---------- Dataset rows
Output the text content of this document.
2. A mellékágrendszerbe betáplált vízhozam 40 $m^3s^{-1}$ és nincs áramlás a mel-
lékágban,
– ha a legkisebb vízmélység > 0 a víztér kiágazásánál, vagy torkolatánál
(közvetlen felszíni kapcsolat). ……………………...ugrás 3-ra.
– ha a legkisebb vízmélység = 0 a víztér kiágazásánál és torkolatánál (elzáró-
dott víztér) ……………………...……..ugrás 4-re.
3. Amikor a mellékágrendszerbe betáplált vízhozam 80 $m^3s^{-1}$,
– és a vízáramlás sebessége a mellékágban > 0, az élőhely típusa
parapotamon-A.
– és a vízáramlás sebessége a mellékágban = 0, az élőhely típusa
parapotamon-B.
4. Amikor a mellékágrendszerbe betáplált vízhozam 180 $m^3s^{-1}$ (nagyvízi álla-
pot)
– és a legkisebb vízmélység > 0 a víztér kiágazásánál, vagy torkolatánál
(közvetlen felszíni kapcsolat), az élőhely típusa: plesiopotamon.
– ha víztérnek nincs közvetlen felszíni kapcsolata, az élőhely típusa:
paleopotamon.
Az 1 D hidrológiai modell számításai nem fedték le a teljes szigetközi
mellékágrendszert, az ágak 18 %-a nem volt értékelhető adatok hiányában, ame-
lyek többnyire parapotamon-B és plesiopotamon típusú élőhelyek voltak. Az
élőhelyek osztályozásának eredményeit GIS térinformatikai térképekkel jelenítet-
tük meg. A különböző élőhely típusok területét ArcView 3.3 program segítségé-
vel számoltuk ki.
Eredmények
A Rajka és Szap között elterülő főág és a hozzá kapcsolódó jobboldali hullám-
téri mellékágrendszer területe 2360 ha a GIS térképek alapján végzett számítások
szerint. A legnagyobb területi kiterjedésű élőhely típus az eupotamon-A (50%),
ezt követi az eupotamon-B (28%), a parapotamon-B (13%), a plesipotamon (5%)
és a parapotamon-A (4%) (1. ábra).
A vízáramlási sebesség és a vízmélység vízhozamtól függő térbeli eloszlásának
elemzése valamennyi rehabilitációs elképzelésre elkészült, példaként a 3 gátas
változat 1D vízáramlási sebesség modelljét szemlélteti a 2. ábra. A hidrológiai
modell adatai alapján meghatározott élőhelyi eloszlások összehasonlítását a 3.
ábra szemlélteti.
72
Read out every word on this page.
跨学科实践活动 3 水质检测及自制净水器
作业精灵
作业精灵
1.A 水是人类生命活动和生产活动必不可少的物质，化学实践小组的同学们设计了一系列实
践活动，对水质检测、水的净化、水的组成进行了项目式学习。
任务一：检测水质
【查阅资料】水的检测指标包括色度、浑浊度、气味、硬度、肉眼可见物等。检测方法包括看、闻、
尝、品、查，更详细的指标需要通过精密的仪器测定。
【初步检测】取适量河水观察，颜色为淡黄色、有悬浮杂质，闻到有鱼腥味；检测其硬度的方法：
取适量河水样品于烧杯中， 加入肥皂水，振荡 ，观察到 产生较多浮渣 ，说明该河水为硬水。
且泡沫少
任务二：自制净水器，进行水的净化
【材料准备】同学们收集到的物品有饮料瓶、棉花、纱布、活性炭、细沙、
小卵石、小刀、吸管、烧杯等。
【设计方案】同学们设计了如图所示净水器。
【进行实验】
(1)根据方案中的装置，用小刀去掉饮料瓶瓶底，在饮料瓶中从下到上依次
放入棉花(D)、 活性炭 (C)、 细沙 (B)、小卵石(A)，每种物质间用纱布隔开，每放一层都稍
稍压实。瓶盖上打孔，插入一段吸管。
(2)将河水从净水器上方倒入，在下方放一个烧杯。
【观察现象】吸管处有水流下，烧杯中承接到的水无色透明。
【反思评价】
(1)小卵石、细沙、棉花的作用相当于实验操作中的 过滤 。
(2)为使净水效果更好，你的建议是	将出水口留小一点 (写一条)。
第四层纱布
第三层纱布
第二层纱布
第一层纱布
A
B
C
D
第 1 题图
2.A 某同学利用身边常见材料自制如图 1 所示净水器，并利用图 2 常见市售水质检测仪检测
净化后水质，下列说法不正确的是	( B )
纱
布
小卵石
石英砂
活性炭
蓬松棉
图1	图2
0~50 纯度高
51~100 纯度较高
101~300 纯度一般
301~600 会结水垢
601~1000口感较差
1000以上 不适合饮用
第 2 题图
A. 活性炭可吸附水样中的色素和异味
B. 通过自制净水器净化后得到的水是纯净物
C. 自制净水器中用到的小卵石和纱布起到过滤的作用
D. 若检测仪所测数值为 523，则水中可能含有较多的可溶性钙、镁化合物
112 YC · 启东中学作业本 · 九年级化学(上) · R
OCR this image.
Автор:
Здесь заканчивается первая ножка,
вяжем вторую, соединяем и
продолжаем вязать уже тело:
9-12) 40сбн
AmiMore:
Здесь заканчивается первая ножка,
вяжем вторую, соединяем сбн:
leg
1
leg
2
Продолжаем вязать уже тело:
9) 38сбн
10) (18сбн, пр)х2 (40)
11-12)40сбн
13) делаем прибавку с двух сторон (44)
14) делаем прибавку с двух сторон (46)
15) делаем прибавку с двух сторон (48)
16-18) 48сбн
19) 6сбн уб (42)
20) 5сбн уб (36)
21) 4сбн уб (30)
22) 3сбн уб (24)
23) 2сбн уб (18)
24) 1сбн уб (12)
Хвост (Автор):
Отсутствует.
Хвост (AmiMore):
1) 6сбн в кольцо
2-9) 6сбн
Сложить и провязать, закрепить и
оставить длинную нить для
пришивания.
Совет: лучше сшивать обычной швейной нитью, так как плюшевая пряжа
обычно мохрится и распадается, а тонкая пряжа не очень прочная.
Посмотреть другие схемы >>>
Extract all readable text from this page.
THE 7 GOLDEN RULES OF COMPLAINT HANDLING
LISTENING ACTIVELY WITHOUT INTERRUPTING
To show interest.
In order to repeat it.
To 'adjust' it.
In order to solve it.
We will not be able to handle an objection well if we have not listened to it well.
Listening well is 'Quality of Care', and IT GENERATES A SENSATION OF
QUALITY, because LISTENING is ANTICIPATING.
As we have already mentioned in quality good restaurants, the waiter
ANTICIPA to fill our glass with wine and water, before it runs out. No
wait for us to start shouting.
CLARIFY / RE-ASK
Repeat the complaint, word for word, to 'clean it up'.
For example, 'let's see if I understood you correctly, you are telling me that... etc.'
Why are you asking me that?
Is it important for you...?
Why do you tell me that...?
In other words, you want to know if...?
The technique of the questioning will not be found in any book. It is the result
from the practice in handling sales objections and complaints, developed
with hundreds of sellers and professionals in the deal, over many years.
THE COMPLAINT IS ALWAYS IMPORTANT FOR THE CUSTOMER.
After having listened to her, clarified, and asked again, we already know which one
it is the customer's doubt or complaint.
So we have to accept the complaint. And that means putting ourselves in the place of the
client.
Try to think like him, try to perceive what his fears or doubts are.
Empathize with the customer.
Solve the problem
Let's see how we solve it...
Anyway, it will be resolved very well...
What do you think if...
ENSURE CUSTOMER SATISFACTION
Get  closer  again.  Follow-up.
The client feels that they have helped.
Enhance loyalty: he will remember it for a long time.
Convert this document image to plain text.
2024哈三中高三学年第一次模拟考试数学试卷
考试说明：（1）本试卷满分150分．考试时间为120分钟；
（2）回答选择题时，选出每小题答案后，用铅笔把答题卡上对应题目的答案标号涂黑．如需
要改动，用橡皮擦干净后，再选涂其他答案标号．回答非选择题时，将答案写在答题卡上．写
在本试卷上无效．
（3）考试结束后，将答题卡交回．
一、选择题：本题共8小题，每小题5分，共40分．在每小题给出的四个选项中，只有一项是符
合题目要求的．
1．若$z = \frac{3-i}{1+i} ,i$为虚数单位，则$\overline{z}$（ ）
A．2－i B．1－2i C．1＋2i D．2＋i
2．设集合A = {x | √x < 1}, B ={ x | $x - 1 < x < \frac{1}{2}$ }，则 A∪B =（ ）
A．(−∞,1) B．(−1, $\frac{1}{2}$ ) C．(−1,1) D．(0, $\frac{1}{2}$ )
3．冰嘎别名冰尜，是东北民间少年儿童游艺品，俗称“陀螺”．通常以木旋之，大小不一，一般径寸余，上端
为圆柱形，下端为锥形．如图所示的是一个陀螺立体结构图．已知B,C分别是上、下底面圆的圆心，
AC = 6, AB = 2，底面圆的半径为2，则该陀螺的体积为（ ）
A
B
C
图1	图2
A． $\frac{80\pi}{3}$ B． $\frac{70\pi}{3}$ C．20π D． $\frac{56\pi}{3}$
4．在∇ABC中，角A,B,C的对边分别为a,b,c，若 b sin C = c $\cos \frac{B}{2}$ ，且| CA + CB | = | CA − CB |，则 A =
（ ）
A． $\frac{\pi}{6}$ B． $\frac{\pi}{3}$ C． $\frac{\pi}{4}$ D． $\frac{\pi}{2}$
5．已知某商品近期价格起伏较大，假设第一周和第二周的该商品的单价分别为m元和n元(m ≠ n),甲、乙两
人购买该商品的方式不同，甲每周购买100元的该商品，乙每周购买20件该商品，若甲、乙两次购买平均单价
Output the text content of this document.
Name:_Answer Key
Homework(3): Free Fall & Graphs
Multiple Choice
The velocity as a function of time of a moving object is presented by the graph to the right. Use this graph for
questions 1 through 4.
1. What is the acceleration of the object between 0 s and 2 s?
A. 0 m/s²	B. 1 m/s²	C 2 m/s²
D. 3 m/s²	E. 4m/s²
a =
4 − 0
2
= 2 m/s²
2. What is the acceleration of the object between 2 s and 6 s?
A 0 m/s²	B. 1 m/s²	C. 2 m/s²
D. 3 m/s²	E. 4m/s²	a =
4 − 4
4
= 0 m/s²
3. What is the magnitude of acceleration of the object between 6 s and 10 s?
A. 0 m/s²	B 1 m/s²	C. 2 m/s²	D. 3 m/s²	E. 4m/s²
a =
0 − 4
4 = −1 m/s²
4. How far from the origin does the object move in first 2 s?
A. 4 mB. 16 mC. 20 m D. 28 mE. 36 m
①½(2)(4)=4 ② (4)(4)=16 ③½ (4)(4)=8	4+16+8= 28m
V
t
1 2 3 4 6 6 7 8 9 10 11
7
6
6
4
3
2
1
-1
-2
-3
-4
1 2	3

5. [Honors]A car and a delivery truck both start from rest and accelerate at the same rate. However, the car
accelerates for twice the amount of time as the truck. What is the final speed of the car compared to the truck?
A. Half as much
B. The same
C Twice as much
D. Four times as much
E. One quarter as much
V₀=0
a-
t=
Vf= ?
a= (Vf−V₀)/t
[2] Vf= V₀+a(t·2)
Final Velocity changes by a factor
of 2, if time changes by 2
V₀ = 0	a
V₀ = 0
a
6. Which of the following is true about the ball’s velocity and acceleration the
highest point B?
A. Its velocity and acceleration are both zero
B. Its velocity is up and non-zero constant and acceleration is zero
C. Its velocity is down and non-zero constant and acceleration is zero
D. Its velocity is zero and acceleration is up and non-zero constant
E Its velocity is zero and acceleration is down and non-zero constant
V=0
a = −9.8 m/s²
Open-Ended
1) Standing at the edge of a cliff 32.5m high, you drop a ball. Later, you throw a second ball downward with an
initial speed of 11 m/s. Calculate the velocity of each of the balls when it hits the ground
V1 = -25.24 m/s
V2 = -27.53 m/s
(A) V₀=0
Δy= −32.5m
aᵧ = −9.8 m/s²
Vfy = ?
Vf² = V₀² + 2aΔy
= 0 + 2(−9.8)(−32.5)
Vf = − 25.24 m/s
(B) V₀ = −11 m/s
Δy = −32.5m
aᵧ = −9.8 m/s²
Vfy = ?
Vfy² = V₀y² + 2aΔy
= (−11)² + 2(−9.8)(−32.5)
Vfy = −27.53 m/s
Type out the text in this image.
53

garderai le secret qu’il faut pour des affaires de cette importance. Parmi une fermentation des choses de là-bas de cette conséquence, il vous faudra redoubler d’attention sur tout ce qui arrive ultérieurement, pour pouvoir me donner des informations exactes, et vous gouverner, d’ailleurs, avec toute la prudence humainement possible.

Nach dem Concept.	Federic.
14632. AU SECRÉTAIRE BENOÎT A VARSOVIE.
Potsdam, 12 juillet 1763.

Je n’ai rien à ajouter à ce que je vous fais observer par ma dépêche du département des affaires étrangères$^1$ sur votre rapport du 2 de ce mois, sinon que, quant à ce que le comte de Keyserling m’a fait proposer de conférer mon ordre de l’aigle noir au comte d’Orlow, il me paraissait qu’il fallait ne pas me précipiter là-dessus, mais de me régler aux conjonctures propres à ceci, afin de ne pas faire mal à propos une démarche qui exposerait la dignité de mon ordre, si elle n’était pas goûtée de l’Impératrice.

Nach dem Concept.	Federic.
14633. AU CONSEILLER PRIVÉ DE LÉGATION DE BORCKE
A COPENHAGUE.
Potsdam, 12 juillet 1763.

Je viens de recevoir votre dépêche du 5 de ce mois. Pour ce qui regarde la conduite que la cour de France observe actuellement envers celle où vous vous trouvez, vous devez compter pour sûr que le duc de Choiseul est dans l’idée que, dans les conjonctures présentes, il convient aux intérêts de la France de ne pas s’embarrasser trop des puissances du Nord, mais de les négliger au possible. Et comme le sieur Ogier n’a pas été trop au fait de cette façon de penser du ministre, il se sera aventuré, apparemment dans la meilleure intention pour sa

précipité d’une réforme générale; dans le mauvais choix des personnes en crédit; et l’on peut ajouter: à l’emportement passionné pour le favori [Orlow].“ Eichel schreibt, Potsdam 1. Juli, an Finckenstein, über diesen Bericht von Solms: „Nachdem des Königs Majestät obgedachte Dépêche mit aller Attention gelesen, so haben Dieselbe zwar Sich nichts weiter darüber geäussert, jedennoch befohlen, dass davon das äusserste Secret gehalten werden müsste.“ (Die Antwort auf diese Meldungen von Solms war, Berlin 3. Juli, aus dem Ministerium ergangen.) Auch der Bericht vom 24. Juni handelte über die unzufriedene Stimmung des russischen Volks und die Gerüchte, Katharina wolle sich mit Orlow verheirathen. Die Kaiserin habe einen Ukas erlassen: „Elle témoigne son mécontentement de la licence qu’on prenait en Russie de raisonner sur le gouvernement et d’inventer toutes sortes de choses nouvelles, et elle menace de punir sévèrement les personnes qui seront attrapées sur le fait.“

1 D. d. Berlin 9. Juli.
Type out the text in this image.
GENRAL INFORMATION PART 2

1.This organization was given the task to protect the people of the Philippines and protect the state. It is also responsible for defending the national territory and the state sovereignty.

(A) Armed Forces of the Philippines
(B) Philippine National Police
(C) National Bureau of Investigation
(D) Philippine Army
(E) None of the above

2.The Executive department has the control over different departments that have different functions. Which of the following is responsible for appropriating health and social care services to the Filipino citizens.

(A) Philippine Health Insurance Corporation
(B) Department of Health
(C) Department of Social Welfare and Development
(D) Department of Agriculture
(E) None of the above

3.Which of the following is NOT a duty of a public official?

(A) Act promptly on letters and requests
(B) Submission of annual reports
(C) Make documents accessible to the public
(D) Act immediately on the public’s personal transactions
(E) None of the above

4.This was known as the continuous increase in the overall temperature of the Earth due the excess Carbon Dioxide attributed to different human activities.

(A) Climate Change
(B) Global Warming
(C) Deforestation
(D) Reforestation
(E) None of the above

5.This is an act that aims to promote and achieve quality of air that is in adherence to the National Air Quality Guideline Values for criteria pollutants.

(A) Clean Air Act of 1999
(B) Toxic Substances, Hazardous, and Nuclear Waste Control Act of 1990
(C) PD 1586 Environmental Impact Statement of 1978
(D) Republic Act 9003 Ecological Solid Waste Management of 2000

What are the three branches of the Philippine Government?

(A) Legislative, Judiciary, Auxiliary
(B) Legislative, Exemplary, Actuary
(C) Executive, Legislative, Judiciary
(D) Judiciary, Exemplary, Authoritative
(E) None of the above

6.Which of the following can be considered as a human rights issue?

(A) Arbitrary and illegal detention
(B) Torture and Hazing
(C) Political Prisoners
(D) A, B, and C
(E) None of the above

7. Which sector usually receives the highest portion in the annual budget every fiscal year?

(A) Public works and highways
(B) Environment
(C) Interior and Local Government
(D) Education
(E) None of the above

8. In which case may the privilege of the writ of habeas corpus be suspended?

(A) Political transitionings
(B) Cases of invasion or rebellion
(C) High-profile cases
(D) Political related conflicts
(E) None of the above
--------------------
▸ **What the exercise asks**:
Return each line among the entries that holds the word "mellékágrendszerbe".

▸ **Answer to the task**:
2. A mellékágrendszerbe betáplált vízhozam 40 $m^3s^{-1}$ és nincs áramlás a mel-
3. Amikor a mellékágrendszerbe betáplált vízhozam 80 $m^3s^{-1}$,
4. Amikor a mellékágrendszerbe betáplált vízhozam 180 $m^3s^{-1}$ (nagyvízi álla-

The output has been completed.